··· Data for processing ···

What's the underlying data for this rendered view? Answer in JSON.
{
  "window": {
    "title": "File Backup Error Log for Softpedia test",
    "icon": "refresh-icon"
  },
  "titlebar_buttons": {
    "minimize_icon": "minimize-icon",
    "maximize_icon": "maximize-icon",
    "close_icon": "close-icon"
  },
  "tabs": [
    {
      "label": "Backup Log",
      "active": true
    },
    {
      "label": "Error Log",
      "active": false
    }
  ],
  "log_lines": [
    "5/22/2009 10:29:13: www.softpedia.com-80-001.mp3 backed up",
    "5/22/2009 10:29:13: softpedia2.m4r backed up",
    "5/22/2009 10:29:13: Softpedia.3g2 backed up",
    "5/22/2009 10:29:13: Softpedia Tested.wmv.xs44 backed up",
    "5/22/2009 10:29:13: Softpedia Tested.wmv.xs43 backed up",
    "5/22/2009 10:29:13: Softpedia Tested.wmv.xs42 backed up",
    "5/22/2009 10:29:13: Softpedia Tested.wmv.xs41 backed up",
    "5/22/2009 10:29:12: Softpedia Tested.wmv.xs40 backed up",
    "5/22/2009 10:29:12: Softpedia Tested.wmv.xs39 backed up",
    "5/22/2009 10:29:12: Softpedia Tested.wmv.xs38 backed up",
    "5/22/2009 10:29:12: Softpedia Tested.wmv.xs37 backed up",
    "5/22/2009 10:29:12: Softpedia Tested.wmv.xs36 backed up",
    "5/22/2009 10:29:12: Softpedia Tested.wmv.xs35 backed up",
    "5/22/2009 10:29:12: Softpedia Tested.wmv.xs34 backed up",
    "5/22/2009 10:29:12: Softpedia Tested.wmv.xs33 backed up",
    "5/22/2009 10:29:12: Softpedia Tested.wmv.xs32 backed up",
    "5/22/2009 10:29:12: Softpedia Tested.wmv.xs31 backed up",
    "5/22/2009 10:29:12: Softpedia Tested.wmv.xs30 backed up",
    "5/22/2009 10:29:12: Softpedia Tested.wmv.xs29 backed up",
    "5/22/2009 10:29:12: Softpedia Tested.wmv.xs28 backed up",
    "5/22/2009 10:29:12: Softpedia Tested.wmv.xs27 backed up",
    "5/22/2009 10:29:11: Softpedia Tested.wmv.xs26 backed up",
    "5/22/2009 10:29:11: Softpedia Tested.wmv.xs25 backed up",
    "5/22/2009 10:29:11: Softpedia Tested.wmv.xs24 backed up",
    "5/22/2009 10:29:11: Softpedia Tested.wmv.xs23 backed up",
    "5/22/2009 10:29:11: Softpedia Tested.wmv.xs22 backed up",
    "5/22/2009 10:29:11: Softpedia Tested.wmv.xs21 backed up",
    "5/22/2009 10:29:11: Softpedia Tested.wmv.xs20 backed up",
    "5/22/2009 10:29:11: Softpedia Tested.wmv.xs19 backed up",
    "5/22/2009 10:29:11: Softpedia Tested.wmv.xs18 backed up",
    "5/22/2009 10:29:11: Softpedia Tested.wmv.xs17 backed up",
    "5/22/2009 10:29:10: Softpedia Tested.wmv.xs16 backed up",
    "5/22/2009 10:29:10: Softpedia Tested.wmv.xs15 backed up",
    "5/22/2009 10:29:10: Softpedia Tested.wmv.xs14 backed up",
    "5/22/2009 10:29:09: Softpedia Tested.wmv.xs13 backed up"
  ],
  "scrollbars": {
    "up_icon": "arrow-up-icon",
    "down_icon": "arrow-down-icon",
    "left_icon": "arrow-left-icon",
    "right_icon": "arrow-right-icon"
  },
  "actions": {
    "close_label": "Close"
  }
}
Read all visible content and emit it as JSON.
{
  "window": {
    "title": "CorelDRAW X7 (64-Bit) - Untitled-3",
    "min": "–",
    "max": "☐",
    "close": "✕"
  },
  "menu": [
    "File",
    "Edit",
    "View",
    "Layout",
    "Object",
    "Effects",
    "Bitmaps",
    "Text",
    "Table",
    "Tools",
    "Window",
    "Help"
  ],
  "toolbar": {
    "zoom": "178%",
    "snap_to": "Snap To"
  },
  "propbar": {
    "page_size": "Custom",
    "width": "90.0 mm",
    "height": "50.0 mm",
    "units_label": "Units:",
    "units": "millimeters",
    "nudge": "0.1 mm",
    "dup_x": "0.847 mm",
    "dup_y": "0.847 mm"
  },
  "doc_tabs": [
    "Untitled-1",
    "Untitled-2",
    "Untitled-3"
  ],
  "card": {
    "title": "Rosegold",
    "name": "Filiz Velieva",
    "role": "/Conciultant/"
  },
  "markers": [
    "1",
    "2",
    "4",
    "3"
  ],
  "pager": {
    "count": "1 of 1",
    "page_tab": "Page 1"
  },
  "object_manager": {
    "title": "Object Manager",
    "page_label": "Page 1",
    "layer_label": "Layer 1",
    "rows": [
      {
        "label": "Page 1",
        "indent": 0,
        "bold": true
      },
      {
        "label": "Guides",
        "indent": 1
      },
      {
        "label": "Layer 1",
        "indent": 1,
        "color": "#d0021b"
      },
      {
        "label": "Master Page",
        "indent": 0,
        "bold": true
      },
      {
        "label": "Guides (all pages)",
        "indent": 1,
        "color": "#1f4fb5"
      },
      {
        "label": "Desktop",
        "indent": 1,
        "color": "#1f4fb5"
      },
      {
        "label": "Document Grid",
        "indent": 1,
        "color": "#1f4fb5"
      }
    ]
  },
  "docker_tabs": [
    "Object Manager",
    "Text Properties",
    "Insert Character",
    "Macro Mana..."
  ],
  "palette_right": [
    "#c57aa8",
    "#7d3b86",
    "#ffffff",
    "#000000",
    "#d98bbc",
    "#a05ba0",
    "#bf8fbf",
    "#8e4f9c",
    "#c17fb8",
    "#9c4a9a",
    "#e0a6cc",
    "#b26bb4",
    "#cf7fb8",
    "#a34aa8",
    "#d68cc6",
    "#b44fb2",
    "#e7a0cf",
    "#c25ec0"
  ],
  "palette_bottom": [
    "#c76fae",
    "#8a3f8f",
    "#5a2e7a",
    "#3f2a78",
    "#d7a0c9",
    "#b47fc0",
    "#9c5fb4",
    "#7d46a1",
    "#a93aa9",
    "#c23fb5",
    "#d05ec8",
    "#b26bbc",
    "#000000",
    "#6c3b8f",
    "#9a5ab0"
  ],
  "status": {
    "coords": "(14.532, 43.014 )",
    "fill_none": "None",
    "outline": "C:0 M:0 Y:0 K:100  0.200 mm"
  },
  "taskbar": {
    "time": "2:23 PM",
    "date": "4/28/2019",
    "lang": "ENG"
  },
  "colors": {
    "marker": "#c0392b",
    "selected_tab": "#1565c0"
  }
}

···

Problem requirements ▸
Write out every entry exactly as given.

Written answer ▸
What's the underlying data for this rendered view? Answer in JSON.
{
  "window": {
    "title": "File Backup Error Log for Softpedia test",
    "icon": "refresh-icon"
  },
  "titlebar_buttons": {
    "minimize_icon": "minimize-icon",
    "maximize_icon": "maximize-icon",
    "close_icon": "close-icon"
  },
  "tabs": [
    {
      "label": "Backup Log",
      "active": true
    },
    {
      "label": "Error Log",
      "active": false
    }
  ],
  "log_lines": [
    "5/22/2009 10:29:13: www.softpedia.com-80-001.mp3 backed up",
    "5/22/2009 10:29:13: softpedia2.m4r backed up",
    "5/22/2009 10:29:13: Softpedia.3g2 backed up",
    "5/22/2009 10:29:13: Softpedia Tested.wmv.xs44 backed up",
    "5/22/2009 10:29:13: Softpedia Tested.wmv.xs43 backed up",
    "5/22/2009 10:29:13: Softpedia Tested.wmv.xs42 backed up",
    "5/22/2009 10:29:13: Softpedia Tested.wmv.xs41 backed up",
    "5/22/2009 10:29:12: Softpedia Tested.wmv.xs40 backed up",
    "5/22/2009 10:29:12: Softpedia Tested.wmv.xs39 backed up",
    "5/22/2009 10:29:12: Softpedia Tested.wmv.xs38 backed up",
    "5/22/2009 10:29:12: Softpedia Tested.wmv.xs37 backed up",
    "5/22/2009 10:29:12: Softpedia Tested.wmv.xs36 backed up",
    "5/22/2009 10:29:12: Softpedia Tested.wmv.xs35 backed up",
    "5/22/2009 10:29:12: Softpedia Tested.wmv.xs34 backed up",
    "5/22/2009 10:29:12: Softpedia Tested.wmv.xs33 backed up",
    "5/22/2009 10:29:12: Softpedia Tested.wmv.xs32 backed up",
    "5/22/2009 10:29:12: Softpedia Tested.wmv.xs31 backed up",
    "5/22/2009 10:29:12: Softpedia Tested.wmv.xs30 backed up",
    "5/22/2009 10:29:12: Softpedia Tested.wmv.xs29 backed up",
    "5/22/2009 10:29:12: Softpedia Tested.wmv.xs28 backed up",
    "5/22/2009 10:29:12: Softpedia Tested.wmv.xs27 backed up",
    "5/22/2009 10:29:11: Softpedia Tested.wmv.xs26 backed up",
    "5/22/2009 10:29:11: Softpedia Tested.wmv.xs25 backed up",
    "5/22/2009 10:29:11: Softpedia Tested.wmv.xs24 backed up",
    "5/22/2009 10:29:11: Softpedia Tested.wmv.xs23 backed up",
    "5/22/2009 10:29:11: Softpedia Tested.wmv.xs22 backed up",
    "5/22/2009 10:29:11: Softpedia Tested.wmv.xs21 backed up",
    "5/22/2009 10:29:11: Softpedia Tested.wmv.xs20 backed up",
    "5/22/2009 10:29:11: Softpedia Tested.wmv.xs19 backed up",
    "5/22/2009 10:29:11: Softpedia Tested.wmv.xs18 backed up",
    "5/22/2009 10:29:11: Softpedia Tested.wmv.xs17 backed up",
    "5/22/2009 10:29:10: Softpedia Tested.wmv.xs16 backed up",
    "5/22/2009 10:29:10: Softpedia Tested.wmv.xs15 backed up",
    "5/22/2009 10:29:10: Softpedia Tested.wmv.xs14 backed up",
    "5/22/2009 10:29:09: Softpedia Tested.wmv.xs13 backed up"
  ],
  "scrollbars": {
    "up_icon": "arrow-up-icon",
    "down_icon": "arrow-down-icon",
    "left_icon": "arrow-left-icon",
    "right_icon": "arrow-right-icon"
  },
  "actions": {
    "close_label": "Close"
  }
}
Read all visible content and emit it as JSON.
{
  "window": {
    "title": "CorelDRAW X7 (64-Bit) - Untitled-3",
    "min": "–",
    "max": "☐",
    "close": "✕"
  },
  "menu": [
    "File",
    "Edit",
    "View",
    "Layout",
    "Object",
    "Effects",
    "Bitmaps",
    "Text",
    "Table",
    "Tools",
    "Window",
    "Help"
  ],
  "toolbar": {
    "zoom": "178%",
    "snap_to": "Snap To"
  },
  "propbar": {
    "page_size": "Custom",
    "width": "90.0 mm",
    "height": "50.0 mm",
    "units_label": "Units:",
    "units": "millimeters",
    "nudge": "0.1 mm",
    "dup_x": "0.847 mm",
    "dup_y": "0.847 mm"
  },
  "doc_tabs": [
    "Untitled-1",
    "Untitled-2",
    "Untitled-3"
  ],
  "card": {
    "title": "Rosegold",
    "name": "Filiz Velieva",
    "role": "/Conciultant/"
  },
  "markers": [
    "1",
    "2",
    "4",
    "3"
  ],
  "pager": {
    "count": "1 of 1",
    "page_tab": "Page 1"
  },
  "object_manager": {
    "title": "Object Manager",
    "page_label": "Page 1",
    "layer_label": "Layer 1",
    "rows": [
      {
        "label": "Page 1",
        "indent": 0,
        "bold": true
      },
      {
        "label": "Guides",
        "indent": 1
      },
      {
        "label": "Layer 1",
        "indent": 1,
        "color": "#d0021b"
      },
      {
        "label": "Master Page",
        "indent": 0,
        "bold": true
      },
      {
        "label": "Guides (all pages)",
        "indent": 1,
        "color": "#1f4fb5"
      },
      {
        "label": "Desktop",
        "indent": 1,
        "color": "#1f4fb5"
      },
      {
        "label": "Document Grid",
        "indent": 1,
        "color": "#1f4fb5"
      }
    ]
  },
  "docker_tabs": [
    "Object Manager",
    "Text Properties",
    "Insert Character",
    "Macro Mana..."
  ],
  "palette_right": [
    "#c57aa8",
    "#7d3b86",
    "#ffffff",
    "#000000",
    "#d98bbc",
    "#a05ba0",
    "#bf8fbf",
    "#8e4f9c",
    "#c17fb8",
    "#9c4a9a",
    "#e0a6cc",
    "#b26bb4",
    "#cf7fb8",
    "#a34aa8",
    "#d68cc6",
    "#b44fb2",
    "#e7a0cf",
    "#c25ec0"
  ],
  "palette_bottom": [
    "#c76fae",
    "#8a3f8f",
    "#5a2e7a",
    "#3f2a78",
    "#d7a0c9",
    "#b47fc0",
    "#9c5fb4",
    "#7d46a1",
    "#a93aa9",
    "#c23fb5",
    "#d05ec8",
    "#b26bbc",
    "#000000",
    "#6c3b8f",
    "#9a5ab0"
  ],
  "status": {
    "coords": "(14.532, 43.014 )",
    "fill_none": "None",
    "outline": "C:0 M:0 Y:0 K:100  0.200 mm"
  },
  "taskbar": {
    "time": "2:23 PM",
    "date": "4/28/2019",
    "lang": "ENG"
  },
  "colors": {
    "marker": "#c0392b",
    "selected_tab": "#1565c0"
  }
}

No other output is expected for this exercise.